Task:
Pull every line containing the word "Bitcoin" from the records.

··· Data for processing

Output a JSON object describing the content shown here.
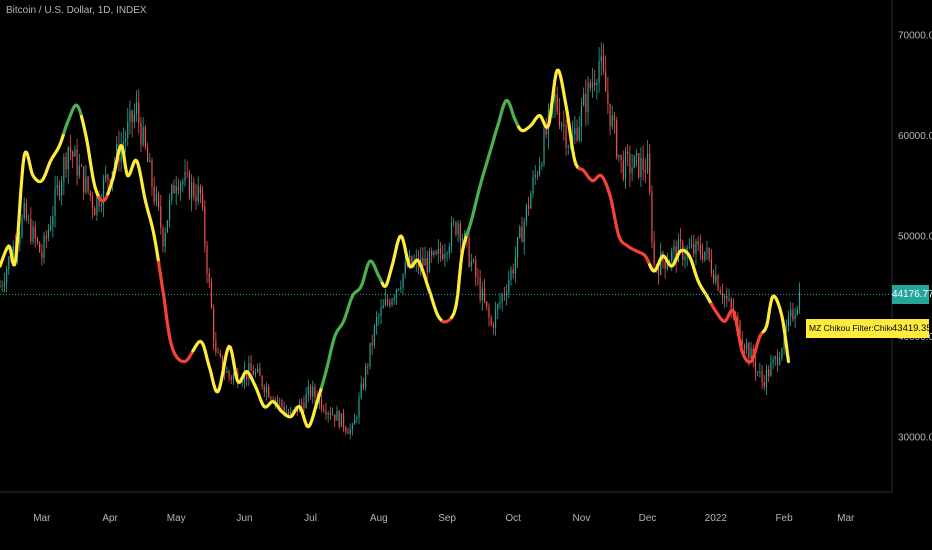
{
  "chart_data": {
    "type": "line",
    "title": "Bitcoin / U.S. Dollar, 1D, INDEX",
    "y_axis": {
      "ticks": [
        30000,
        40000,
        50000,
        60000,
        70000
      ],
      "tick_labels": [
        "30000.00",
        "40000.00",
        "50000.00",
        "60000.00",
        "70000.00"
      ],
      "ylim": [
        24500,
        73500
      ]
    },
    "x_axis": {
      "range": [
        "2021-02-10",
        "2022-03-22"
      ],
      "ticks": [
        "2021-03-01",
        "2021-04-01",
        "2021-05-01",
        "2021-06-01",
        "2021-07-01",
        "2021-08-01",
        "2021-09-01",
        "2021-10-01",
        "2021-11-01",
        "2021-12-01",
        "2022-01-01",
        "2022-02-01",
        "2022-03-01"
      ],
      "tick_labels": [
        "Mar",
        "Apr",
        "May",
        "Jun",
        "Jul",
        "Aug",
        "Sep",
        "Oct",
        "Nov",
        "Dec",
        "2022",
        "Feb",
        "Mar"
      ]
    },
    "last_price": {
      "value": 44176.77,
      "label": "44176.77",
      "color": "#26a69a"
    },
    "indicator": {
      "name": "MZ Chikou Filter:Chikou Span",
      "value": 43419.35,
      "label": "43419.35",
      "color": "#ffeb3b"
    },
    "colors": {
      "up_candle": "#26a69a",
      "down_candle": "#ef5350",
      "bullish": "#4caf50",
      "neutral": "#ffeb3b",
      "bearish": "#f44336"
    },
    "price_series": {
      "name": "Bitcoin / U.S. Dollar",
      "x": [
        "2021-02-10",
        "2021-02-21",
        "2021-03-01",
        "2021-03-13",
        "2021-03-25",
        "2021-04-13",
        "2021-04-25",
        "2021-05-01",
        "2021-05-12",
        "2021-05-19",
        "2021-05-25",
        "2021-06-05",
        "2021-06-22",
        "2021-07-01",
        "2021-07-20",
        "2021-07-31",
        "2021-08-14",
        "2021-08-27",
        "2021-09-06",
        "2021-09-21",
        "2021-10-01",
        "2021-10-11",
        "2021-10-20",
        "2021-10-27",
        "2021-11-09",
        "2021-11-19",
        "2021-12-01",
        "2021-12-04",
        "2021-12-15",
        "2021-12-27",
        "2022-01-10",
        "2022-01-22",
        "2022-01-28",
        "2022-02-08"
      ],
      "y": [
        45000,
        52000,
        48000,
        59000,
        53000,
        62500,
        50000,
        56000,
        54000,
        38000,
        36000,
        36500,
        32000,
        34500,
        30500,
        41500,
        47000,
        47500,
        51500,
        41000,
        47000,
        56000,
        63500,
        59000,
        67500,
        57000,
        57000,
        47000,
        48500,
        48500,
        41500,
        35500,
        37500,
        44176.77
      ]
    },
    "chikou_span": {
      "name": "MZ Chikou Filter:Chikou Span",
      "points": [
        [
          "2021-02-10",
          47000,
          "neutral"
        ],
        [
          "2021-02-14",
          49000,
          "neutral"
        ],
        [
          "2021-02-17",
          47500,
          "neutral"
        ],
        [
          "2021-02-21",
          58000,
          "neutral"
        ],
        [
          "2021-02-25",
          56000,
          "neutral"
        ],
        [
          "2021-03-01",
          55500,
          "neutral"
        ],
        [
          "2021-03-05",
          57500,
          "neutral"
        ],
        [
          "2021-03-09",
          59000,
          "neutral"
        ],
        [
          "2021-03-13",
          61500,
          "bullish"
        ],
        [
          "2021-03-17",
          63000,
          "bullish"
        ],
        [
          "2021-03-21",
          60000,
          "neutral"
        ],
        [
          "2021-03-25",
          55000,
          "neutral"
        ],
        [
          "2021-03-29",
          53500,
          "bearish"
        ],
        [
          "2021-04-02",
          55500,
          "neutral"
        ],
        [
          "2021-04-06",
          59000,
          "neutral"
        ],
        [
          "2021-04-09",
          56000,
          "neutral"
        ],
        [
          "2021-04-13",
          57500,
          "neutral"
        ],
        [
          "2021-04-17",
          53500,
          "neutral"
        ],
        [
          "2021-04-21",
          50000,
          "neutral"
        ],
        [
          "2021-04-25",
          44500,
          "bearish"
        ],
        [
          "2021-04-29",
          39000,
          "bearish"
        ],
        [
          "2021-05-05",
          37500,
          "bearish"
        ],
        [
          "2021-05-12",
          39500,
          "neutral"
        ],
        [
          "2021-05-16",
          37000,
          "neutral"
        ],
        [
          "2021-05-20",
          34500,
          "neutral"
        ],
        [
          "2021-05-25",
          39000,
          "neutral"
        ],
        [
          "2021-05-29",
          35500,
          "neutral"
        ],
        [
          "2021-06-02",
          36500,
          "neutral"
        ],
        [
          "2021-06-06",
          35000,
          "neutral"
        ],
        [
          "2021-06-10",
          33000,
          "neutral"
        ],
        [
          "2021-06-14",
          33500,
          "neutral"
        ],
        [
          "2021-06-18",
          32500,
          "neutral"
        ],
        [
          "2021-06-22",
          32000,
          "neutral"
        ],
        [
          "2021-06-26",
          33000,
          "neutral"
        ],
        [
          "2021-06-30",
          31000,
          "neutral"
        ],
        [
          "2021-07-04",
          33500,
          "neutral"
        ],
        [
          "2021-07-08",
          36500,
          "bullish"
        ],
        [
          "2021-07-12",
          40000,
          "bullish"
        ],
        [
          "2021-07-16",
          41500,
          "bullish"
        ],
        [
          "2021-07-20",
          44000,
          "bullish"
        ],
        [
          "2021-07-24",
          45000,
          "bullish"
        ],
        [
          "2021-07-28",
          47500,
          "bullish"
        ],
        [
          "2021-08-01",
          46000,
          "bullish"
        ],
        [
          "2021-08-04",
          45000,
          "neutral"
        ],
        [
          "2021-08-07",
          47000,
          "neutral"
        ],
        [
          "2021-08-11",
          50000,
          "neutral"
        ],
        [
          "2021-08-15",
          47000,
          "neutral"
        ],
        [
          "2021-08-19",
          47500,
          "neutral"
        ],
        [
          "2021-08-24",
          44500,
          "neutral"
        ],
        [
          "2021-08-28",
          42000,
          "neutral"
        ],
        [
          "2021-09-01",
          41500,
          "bearish"
        ],
        [
          "2021-09-05",
          43000,
          "neutral"
        ],
        [
          "2021-09-08",
          48500,
          "neutral"
        ],
        [
          "2021-09-12",
          51500,
          "bullish"
        ],
        [
          "2021-09-16",
          55000,
          "bullish"
        ],
        [
          "2021-09-20",
          58000,
          "bullish"
        ],
        [
          "2021-09-24",
          61000,
          "bullish"
        ],
        [
          "2021-09-28",
          63500,
          "bullish"
        ],
        [
          "2021-10-02",
          61500,
          "bullish"
        ],
        [
          "2021-10-05",
          60500,
          "neutral"
        ],
        [
          "2021-10-09",
          61000,
          "neutral"
        ],
        [
          "2021-10-13",
          62000,
          "neutral"
        ],
        [
          "2021-10-17",
          61000,
          "neutral"
        ],
        [
          "2021-10-21",
          66500,
          "neutral"
        ],
        [
          "2021-10-25",
          63000,
          "neutral"
        ],
        [
          "2021-10-29",
          57500,
          "neutral"
        ],
        [
          "2021-11-02",
          56500,
          "bearish"
        ],
        [
          "2021-11-06",
          55500,
          "bearish"
        ],
        [
          "2021-11-10",
          56000,
          "bearish"
        ],
        [
          "2021-11-14",
          54000,
          "bearish"
        ],
        [
          "2021-11-18",
          50000,
          "bearish"
        ],
        [
          "2021-11-22",
          49000,
          "bearish"
        ],
        [
          "2021-11-26",
          48500,
          "bearish"
        ],
        [
          "2021-11-30",
          48000,
          "bearish"
        ],
        [
          "2021-12-04",
          46500,
          "neutral"
        ],
        [
          "2021-12-08",
          48000,
          "neutral"
        ],
        [
          "2021-12-12",
          47000,
          "neutral"
        ],
        [
          "2021-12-16",
          48500,
          "neutral"
        ],
        [
          "2021-12-20",
          48000,
          "neutral"
        ],
        [
          "2021-12-24",
          45500,
          "neutral"
        ],
        [
          "2021-12-28",
          44000,
          "neutral"
        ],
        [
          "2022-01-01",
          42500,
          "bearish"
        ],
        [
          "2022-01-05",
          41500,
          "bearish"
        ],
        [
          "2022-01-09",
          42500,
          "bearish"
        ],
        [
          "2022-01-13",
          38500,
          "bearish"
        ],
        [
          "2022-01-17",
          37500,
          "bearish"
        ],
        [
          "2022-01-21",
          40000,
          "bearish"
        ],
        [
          "2022-01-24",
          41000,
          "neutral"
        ],
        [
          "2022-01-27",
          44000,
          "neutral"
        ],
        [
          "2022-01-31",
          42000,
          "neutral"
        ],
        [
          "2022-02-03",
          37500,
          "neutral"
        ]
      ]
    }
  }
}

······

Response:
    "title": "Bitcoin / U.S. Dollar, 1D, INDEX",
      "name": "Bitcoin / U.S. Dollar",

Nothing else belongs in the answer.